▶ Items from a dataset:
══════════════════════════════

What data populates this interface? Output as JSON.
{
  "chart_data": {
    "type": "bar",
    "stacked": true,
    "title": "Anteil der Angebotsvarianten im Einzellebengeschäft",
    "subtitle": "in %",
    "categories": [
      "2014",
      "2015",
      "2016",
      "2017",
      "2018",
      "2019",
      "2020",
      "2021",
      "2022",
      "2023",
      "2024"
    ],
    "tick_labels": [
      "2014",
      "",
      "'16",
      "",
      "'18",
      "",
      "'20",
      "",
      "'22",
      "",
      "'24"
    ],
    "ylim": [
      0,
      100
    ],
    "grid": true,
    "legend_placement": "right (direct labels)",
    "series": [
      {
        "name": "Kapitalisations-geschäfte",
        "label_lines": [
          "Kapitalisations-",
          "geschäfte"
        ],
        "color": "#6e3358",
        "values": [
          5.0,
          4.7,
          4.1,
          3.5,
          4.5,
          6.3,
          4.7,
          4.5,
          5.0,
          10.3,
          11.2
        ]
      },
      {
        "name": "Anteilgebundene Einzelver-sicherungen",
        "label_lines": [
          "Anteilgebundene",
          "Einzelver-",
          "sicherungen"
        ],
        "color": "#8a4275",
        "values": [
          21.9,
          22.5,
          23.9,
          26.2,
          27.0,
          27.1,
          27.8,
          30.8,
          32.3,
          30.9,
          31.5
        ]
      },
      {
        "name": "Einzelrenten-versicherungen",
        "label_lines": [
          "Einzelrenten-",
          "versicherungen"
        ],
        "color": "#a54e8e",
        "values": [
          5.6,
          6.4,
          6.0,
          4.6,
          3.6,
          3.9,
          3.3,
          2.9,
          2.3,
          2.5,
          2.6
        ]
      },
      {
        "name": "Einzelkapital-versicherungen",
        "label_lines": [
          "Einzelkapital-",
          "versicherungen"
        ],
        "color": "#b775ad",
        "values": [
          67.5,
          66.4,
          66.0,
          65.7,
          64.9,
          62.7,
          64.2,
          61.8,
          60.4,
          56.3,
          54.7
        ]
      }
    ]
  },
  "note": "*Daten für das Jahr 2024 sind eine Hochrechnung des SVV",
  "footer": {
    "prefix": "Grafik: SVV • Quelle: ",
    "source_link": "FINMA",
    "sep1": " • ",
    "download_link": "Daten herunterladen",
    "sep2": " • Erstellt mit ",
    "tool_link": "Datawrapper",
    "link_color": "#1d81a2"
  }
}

══════════════════════════════

▶ Request:
Filter the listing above for the string "Kapitalisations" and copy every matching line.

▶ Task solution:
        "name": "Kapitalisations-geschäfte",
          "Kapitalisations-",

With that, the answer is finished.